THE EXERCISE »
Put every line of the items below into a Markdown table with two columns, Row and Item line, numbering the rows and leaving out blank lines. Leave the pictures out of your answer.
-- Start --
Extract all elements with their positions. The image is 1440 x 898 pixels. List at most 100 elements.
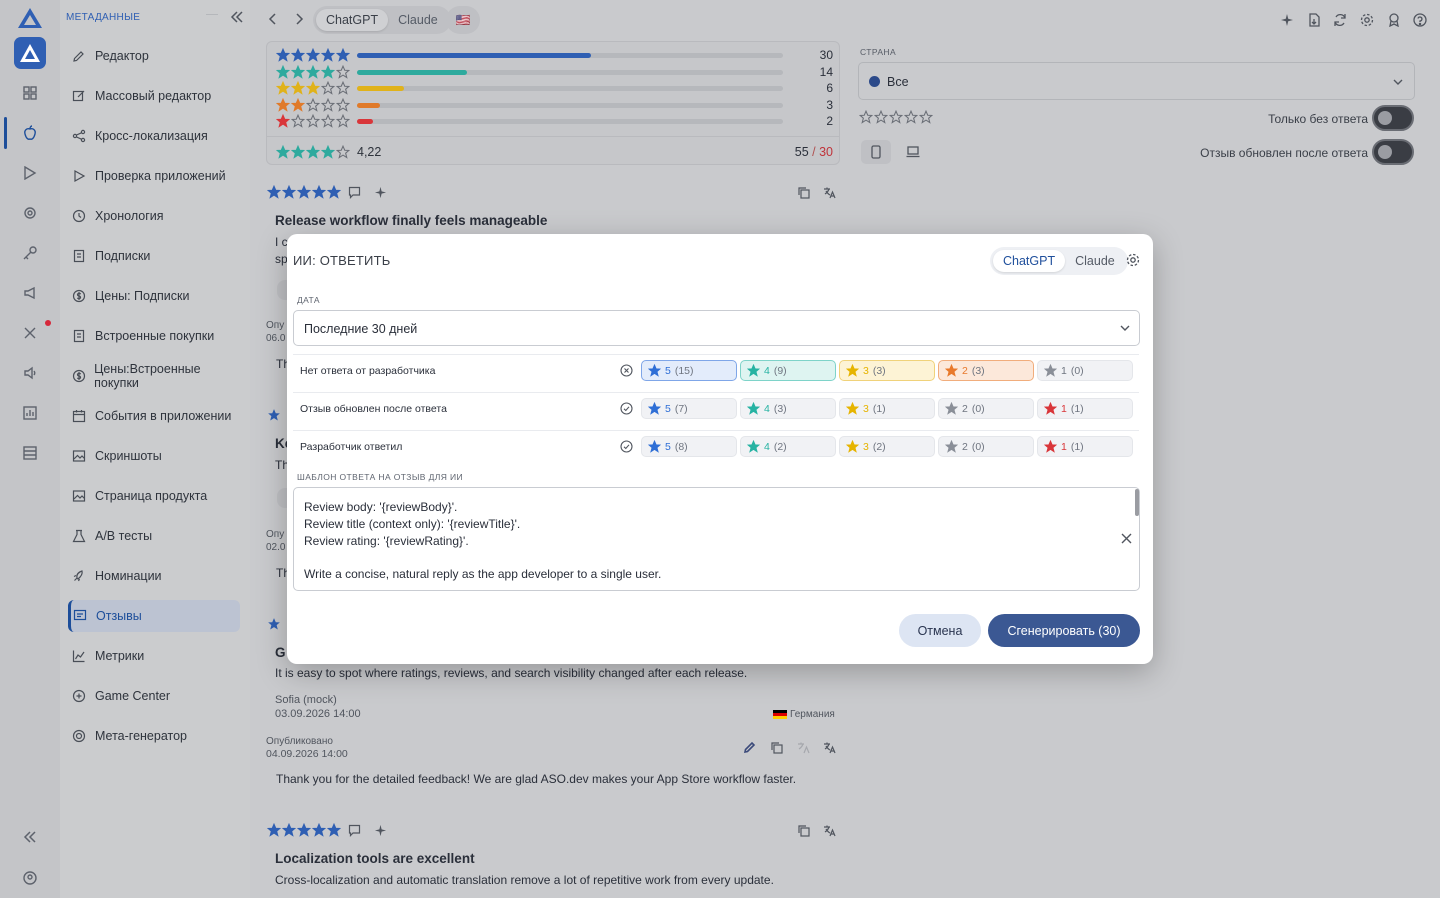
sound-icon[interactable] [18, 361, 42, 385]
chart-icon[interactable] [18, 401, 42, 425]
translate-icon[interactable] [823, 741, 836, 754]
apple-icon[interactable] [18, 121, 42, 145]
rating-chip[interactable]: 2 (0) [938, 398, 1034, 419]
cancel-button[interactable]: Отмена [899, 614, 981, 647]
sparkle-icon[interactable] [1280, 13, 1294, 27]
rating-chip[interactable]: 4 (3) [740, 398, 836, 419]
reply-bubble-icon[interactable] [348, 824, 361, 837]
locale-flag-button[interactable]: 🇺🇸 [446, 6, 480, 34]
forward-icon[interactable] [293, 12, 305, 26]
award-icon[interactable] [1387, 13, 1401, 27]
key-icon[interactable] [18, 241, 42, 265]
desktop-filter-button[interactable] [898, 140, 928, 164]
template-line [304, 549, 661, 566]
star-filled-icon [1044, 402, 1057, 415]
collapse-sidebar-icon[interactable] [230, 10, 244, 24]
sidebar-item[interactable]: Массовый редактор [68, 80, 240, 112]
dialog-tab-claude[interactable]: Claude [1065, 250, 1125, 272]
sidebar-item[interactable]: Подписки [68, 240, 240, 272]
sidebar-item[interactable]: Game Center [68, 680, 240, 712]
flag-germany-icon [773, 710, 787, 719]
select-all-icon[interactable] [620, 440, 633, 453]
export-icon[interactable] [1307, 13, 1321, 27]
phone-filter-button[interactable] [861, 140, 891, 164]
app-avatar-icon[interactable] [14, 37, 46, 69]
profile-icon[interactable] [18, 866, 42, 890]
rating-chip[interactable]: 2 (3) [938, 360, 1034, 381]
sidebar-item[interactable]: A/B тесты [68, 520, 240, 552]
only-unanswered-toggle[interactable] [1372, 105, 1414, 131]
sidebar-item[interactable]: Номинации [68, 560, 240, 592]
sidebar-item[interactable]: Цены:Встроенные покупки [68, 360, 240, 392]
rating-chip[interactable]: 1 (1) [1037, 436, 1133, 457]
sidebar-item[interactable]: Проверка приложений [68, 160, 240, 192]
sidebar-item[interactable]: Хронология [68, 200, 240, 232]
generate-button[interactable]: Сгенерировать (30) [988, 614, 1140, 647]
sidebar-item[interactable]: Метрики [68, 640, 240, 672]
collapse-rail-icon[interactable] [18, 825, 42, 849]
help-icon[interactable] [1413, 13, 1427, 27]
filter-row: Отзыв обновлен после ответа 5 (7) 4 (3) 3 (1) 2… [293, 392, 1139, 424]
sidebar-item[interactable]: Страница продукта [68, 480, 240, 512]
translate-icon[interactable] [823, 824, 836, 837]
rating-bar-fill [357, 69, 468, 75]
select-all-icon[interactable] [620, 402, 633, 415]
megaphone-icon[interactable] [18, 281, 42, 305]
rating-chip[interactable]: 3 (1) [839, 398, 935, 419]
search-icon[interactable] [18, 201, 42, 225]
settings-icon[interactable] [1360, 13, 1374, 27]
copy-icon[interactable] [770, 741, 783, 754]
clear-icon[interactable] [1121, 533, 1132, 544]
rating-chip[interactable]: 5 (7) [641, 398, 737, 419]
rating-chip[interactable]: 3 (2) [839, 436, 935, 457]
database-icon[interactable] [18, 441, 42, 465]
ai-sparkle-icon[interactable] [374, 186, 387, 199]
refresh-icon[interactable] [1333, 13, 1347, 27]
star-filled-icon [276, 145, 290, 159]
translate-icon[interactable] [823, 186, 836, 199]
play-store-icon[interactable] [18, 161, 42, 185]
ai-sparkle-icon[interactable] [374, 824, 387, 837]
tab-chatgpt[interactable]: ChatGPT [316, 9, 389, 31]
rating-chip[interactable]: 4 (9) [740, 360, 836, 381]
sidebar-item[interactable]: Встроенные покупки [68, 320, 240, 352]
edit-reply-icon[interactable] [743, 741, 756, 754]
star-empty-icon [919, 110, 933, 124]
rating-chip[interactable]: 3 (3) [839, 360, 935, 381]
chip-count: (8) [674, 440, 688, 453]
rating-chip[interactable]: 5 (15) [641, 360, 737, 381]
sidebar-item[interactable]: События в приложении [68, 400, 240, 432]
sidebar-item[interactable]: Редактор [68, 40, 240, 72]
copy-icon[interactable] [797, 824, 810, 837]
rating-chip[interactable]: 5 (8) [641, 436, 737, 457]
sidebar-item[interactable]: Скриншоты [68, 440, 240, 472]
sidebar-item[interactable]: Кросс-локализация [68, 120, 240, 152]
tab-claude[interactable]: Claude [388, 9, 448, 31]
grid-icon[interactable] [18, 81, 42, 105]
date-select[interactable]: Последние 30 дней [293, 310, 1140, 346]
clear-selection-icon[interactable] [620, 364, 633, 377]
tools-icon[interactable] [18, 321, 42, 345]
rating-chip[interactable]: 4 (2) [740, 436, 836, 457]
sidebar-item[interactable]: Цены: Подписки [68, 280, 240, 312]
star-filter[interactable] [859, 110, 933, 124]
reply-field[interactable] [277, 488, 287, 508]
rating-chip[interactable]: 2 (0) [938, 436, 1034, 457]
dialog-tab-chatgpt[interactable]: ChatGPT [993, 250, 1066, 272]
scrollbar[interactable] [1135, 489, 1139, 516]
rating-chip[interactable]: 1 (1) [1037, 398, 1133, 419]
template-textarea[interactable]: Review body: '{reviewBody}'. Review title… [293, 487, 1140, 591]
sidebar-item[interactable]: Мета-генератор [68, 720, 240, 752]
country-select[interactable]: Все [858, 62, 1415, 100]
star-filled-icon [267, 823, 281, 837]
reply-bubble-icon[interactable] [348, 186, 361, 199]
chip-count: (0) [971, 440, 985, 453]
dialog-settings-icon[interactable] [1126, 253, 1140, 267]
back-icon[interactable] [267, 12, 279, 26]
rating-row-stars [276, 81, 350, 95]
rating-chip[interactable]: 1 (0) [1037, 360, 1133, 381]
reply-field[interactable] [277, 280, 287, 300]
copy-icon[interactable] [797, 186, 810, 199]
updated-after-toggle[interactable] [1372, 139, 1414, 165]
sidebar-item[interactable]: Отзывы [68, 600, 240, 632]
-- End --
FINISHED TASK »
| Row | Item line |
|---|---|
| 1 | Extract all elements with their positions. The image is 1440 x 898 pixels. List at most 100 elements. |
| 2 | sound-icon[interactable] [18, 361, 42, 385] |
| 3 | chart-icon[interactable] [18, 401, 42, 425] |
| 4 | translate-icon[interactable] [823, 741, 836, 754] |
| 5 | apple-icon[interactable] [18, 121, 42, 145] |
| 6 | rating-chip[interactable]: 2 (0) [938, 398, 1034, 419] |
| 7 | cancel-button[interactable]: Отмена [899, 614, 981, 647] |
| 8 | sparkle-icon[interactable] [1280, 13, 1294, 27] |
| 9 | rating-chip[interactable]: 4 (3) [740, 398, 836, 419] |
| 10 | reply-bubble-icon[interactable] [348, 824, 361, 837] |
| 11 | locale-flag-button[interactable]: 🇺🇸 [446, 6, 480, 34] |
| 12 | forward-icon[interactable] [293, 12, 305, 26] |
| 13 | award-icon[interactable] [1387, 13, 1401, 27] |
| 14 | key-icon[interactable] [18, 241, 42, 265] |
| 15 | desktop-filter-button[interactable] [898, 140, 928, 164] |
| 16 | template-line [304, 549, 661, 566] |
| 17 | star-filled-icon [1044, 402, 1057, 415] |
| 18 | collapse-sidebar-icon[interactable] [230, 10, 244, 24] |
| 19 | sidebar-item[interactable]: Массовый редактор [68, 80, 240, 112] |
| 20 | dialog-tab-claude[interactable]: Claude [1065, 250, 1125, 272] |
| 21 | sidebar-item[interactable]: Подписки [68, 240, 240, 272] |
| 22 | sidebar-item[interactable]: Game Center [68, 680, 240, 712] |
| 23 | flag-germany-icon [773, 710, 787, 719] |
| 24 | select-all-icon[interactable] [620, 440, 633, 453] |
| 25 | export-icon[interactable] [1307, 13, 1321, 27] |
| 26 | phone-filter-button[interactable] [861, 140, 891, 164] |
| 27 | app-avatar-icon[interactable] [14, 37, 46, 69] |
| 28 | profile-icon[interactable] [18, 866, 42, 890] |
| 29 | rating-chip[interactable]: 2 (3) [938, 360, 1034, 381] |
| 30 | sidebar-item[interactable]: A/B тесты [68, 520, 240, 552] |
| 31 | only-unanswered-toggle[interactable] [1372, 105, 1414, 131] |
| 32 | sidebar-item[interactable]: Номинации [68, 560, 240, 592] |
| 33 | sidebar-item[interactable]: Цены:Встроенные покупки [68, 360, 240, 392] |
| 34 | rating-chip[interactable]: 1 (1) [1037, 436, 1133, 457] |
| 35 | sidebar-item[interactable]: Проверка приложений [68, 160, 240, 192] |
| 36 | sidebar-item[interactable]: Хронология [68, 200, 240, 232] |
| 37 | generate-button[interactable]: Сгенерировать (30) [988, 614, 1140, 647] |
| 38 | sidebar-item[interactable]: Метрики [68, 640, 240, 672] |
| 39 | collapse-rail-icon[interactable] [18, 825, 42, 849] |
| 40 | help-icon[interactable] [1413, 13, 1427, 27] |
| 41 | filter-row: Отзыв обновлен после ответа 5 (7) 4 (3) 3 (1) 2… [293, 392, 1139, 424] |
| 42 | sidebar-item[interactable]: Страница продукта [68, 480, 240, 512] |
| 43 | translate-icon[interactable] [823, 824, 836, 837] |
| 44 | rating-bar-fill [357, 69, 468, 75] |
| 45 | select-all-icon[interactable] [620, 402, 633, 415] |
| 46 | megaphone-icon[interactable] [18, 281, 42, 305] |
| 47 | rating-chip[interactable]: 3 (1) [839, 398, 935, 419] |
| 48 | search-icon[interactable] [18, 201, 42, 225] |
| 49 | settings-icon[interactable] [1360, 13, 1374, 27] |
| 50 | copy-icon[interactable] [770, 741, 783, 754] |
| 51 | clear-icon[interactable] [1121, 533, 1132, 544] |
| 52 | rating-chip[interactable]: 5 (7) [641, 398, 737, 419] |
| 53 | rating-chip[interactable]: 3 (2) [839, 436, 935, 457] |
| 54 | database-icon[interactable] [18, 441, 42, 465] |
| 55 | ai-sparkle-icon[interactable] [374, 186, 387, 199] |
| 56 | refresh-icon[interactable] [1333, 13, 1347, 27] |
| 57 | star-filled-icon [276, 145, 290, 159] |
| 58 | translate-icon[interactable] [823, 186, 836, 199] |
| 59 | play-store-icon[interactable] [18, 161, 42, 185] |
| 60 | ai-sparkle-icon[interactable] [374, 824, 387, 837] |
| 61 | tab-chatgpt[interactable]: ChatGPT [316, 9, 389, 31] |
| 62 | rating-chip[interactable]: 4 (9) [740, 360, 836, 381] |
| 63 | sidebar-item[interactable]: Встроенные покупки [68, 320, 240, 352] |
| 64 | edit-reply-icon[interactable] [743, 741, 756, 754] |
| 65 | star-empty-icon [919, 110, 933, 124] |
| 66 | rating-chip[interactable]: 3 (3) [839, 360, 935, 381] |
| 67 | chip-count: (8) [674, 440, 688, 453] |
| 68 | rating-chip[interactable]: 5 (15) [641, 360, 737, 381] |
| 69 | sidebar-item[interactable]: События в приложении [68, 400, 240, 432] |
| 70 | sidebar-item[interactable]: Редактор [68, 40, 240, 72] |
| 71 | copy-icon[interactable] [797, 824, 810, 837] |
| 72 | rating-chip[interactable]: 5 (8) [641, 436, 737, 457] |
| 73 | sidebar-item[interactable]: Скриншоты [68, 440, 240, 472] |
| 74 | sidebar-item[interactable]: Кросс-локализация [68, 120, 240, 152] |
| 75 | tab-claude[interactable]: Claude [388, 9, 448, 31] |
| 76 | grid-icon[interactable] [18, 81, 42, 105] |
| 77 | date-select[interactable]: Последние 30 дней [293, 310, 1140, 346] |
| 78 | clear-selection-icon[interactable] [620, 364, 633, 377] |
| 79 | tools-icon[interactable] [18, 321, 42, 345] |
| 80 | rating-chip[interactable]: 4 (2) [740, 436, 836, 457] |
| 81 | sidebar-item[interactable]: Цены: Подписки [68, 280, 240, 312] |
| 82 | star-filter[interactable] [859, 110, 933, 124] |
| 83 | reply-field[interactable] [277, 488, 287, 508] |
| 84 | rating-chip[interactable]: 2 (0) [938, 436, 1034, 457] |
| 85 | dialog-tab-chatgpt[interactable]: ChatGPT [993, 250, 1066, 272] |
| 86 | scrollbar[interactable] [1135, 489, 1139, 516] |
| 87 | rating-chip[interactable]: 1 (1) [1037, 398, 1133, 419] |
| 88 | template-textarea[interactable]: Review body: '{reviewBody}'. Review title… [293, 487, 1140, 591] |
| 89 | sidebar-item[interactable]: Мета-генератор [68, 720, 240, 752] |
| 90 | country-select[interactable]: Все [858, 62, 1415, 100] |
| 91 | star-filled-icon [267, 823, 281, 837] |
| 92 | reply-bubble-icon[interactable] [348, 186, 361, 199] |
| 93 | chip-count: (0) [971, 440, 985, 453] |
| 94 | dialog-settings-icon[interactable] [1126, 253, 1140, 267] |
| 95 | back-icon[interactable] [267, 12, 279, 26] |
| 96 | rating-row-stars [276, 81, 350, 95] |
| 97 | rating-chip[interactable]: 1 (0) [1037, 360, 1133, 381] |
| 98 | reply-field[interactable] [277, 280, 287, 300] |
| 99 | copy-icon[interactable] [797, 186, 810, 199] |
| 100 | updated-after-toggle[interactable] [1372, 139, 1414, 165] |
| 101 | sidebar-item[interactable]: Отзывы [68, 600, 240, 632] |